[Data tied to figure images]
+--

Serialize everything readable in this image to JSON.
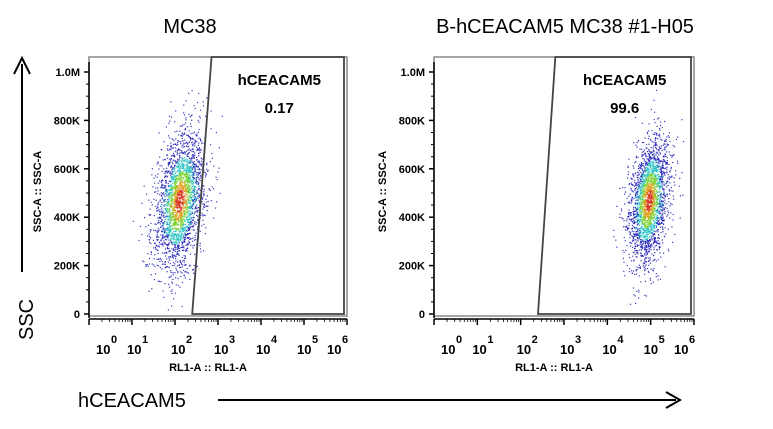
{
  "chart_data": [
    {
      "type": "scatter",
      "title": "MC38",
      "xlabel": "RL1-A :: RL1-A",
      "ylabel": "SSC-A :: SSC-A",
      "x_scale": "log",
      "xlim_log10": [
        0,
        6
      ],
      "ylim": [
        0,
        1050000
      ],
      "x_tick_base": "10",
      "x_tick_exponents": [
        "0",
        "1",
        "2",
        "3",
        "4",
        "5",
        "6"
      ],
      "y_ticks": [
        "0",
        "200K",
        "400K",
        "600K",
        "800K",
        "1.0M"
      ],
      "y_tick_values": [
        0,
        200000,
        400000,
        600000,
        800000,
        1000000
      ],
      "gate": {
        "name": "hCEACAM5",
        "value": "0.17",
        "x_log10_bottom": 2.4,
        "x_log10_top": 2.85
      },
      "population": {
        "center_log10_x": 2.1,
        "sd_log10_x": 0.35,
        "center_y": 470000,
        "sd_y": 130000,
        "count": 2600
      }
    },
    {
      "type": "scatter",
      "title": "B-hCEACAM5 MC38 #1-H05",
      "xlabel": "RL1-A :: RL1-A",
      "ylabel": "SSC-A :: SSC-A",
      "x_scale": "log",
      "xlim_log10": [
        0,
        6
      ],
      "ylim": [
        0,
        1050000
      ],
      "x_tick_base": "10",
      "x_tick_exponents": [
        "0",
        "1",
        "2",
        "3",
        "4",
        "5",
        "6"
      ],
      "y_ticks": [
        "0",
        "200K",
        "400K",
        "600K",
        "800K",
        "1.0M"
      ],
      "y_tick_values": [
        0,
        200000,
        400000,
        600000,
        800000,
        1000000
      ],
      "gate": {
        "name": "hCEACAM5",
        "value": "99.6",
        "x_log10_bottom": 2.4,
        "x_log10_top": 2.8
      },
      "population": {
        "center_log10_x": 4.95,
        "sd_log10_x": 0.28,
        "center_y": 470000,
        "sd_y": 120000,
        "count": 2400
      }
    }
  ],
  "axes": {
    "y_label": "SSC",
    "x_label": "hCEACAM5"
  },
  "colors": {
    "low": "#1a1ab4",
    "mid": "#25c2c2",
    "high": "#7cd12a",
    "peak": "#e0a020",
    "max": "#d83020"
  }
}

+--

Leave out the pictures and give the rest of the records again exactly.

Serialize everything readable in this image to JSON.
{
  "chart_data": [
    {
      "type": "scatter",
      "title": "MC38",
      "xlabel": "RL1-A :: RL1-A",
      "ylabel": "SSC-A :: SSC-A",
      "x_scale": "log",
      "xlim_log10": [
        0,
        6
      ],
      "ylim": [
        0,
        1050000
      ],
      "x_tick_base": "10",
      "x_tick_exponents": [
        "0",
        "1",
        "2",
        "3",
        "4",
        "5",
        "6"
      ],
      "y_ticks": [
        "0",
        "200K",
        "400K",
        "600K",
        "800K",
        "1.0M"
      ],
      "y_tick_values": [
        0,
        200000,
        400000,
        600000,
        800000,
        1000000
      ],
      "gate": {
        "name": "hCEACAM5",
        "value": "0.17",
        "x_log10_bottom": 2.4,
        "x_log10_top": 2.85
      },
      "population": {
        "center_log10_x": 2.1,
        "sd_log10_x": 0.35,
        "center_y": 470000,
        "sd_y": 130000,
        "count": 2600
      }
    },
    {
      "type": "scatter",
      "title": "B-hCEACAM5 MC38 #1-H05",
      "xlabel": "RL1-A :: RL1-A",
      "ylabel": "SSC-A :: SSC-A",
      "x_scale": "log",
      "xlim_log10": [
        0,
        6
      ],
      "ylim": [
        0,
        1050000
      ],
      "x_tick_base": "10",
      "x_tick_exponents": [
        "0",
        "1",
        "2",
        "3",
        "4",
        "5",
        "6"
      ],
      "y_ticks": [
        "0",
        "200K",
        "400K",
        "600K",
        "800K",
        "1.0M"
      ],
      "y_tick_values": [
        0,
        200000,
        400000,
        600000,
        800000,
        1000000
      ],
      "gate": {
        "name": "hCEACAM5",
        "value": "99.6",
        "x_log10_bottom": 2.4,
        "x_log10_top": 2.8
      },
      "population": {
        "center_log10_x": 4.95,
        "sd_log10_x": 0.28,
        "center_y": 470000,
        "sd_y": 120000,
        "count": 2400
      }
    }
  ],
  "axes": {
    "y_label": "SSC",
    "x_label": "hCEACAM5"
  },
  "colors": {
    "low": "#1a1ab4",
    "mid": "#25c2c2",
    "high": "#7cd12a",
    "peak": "#e0a020",
    "max": "#d83020"
  }
}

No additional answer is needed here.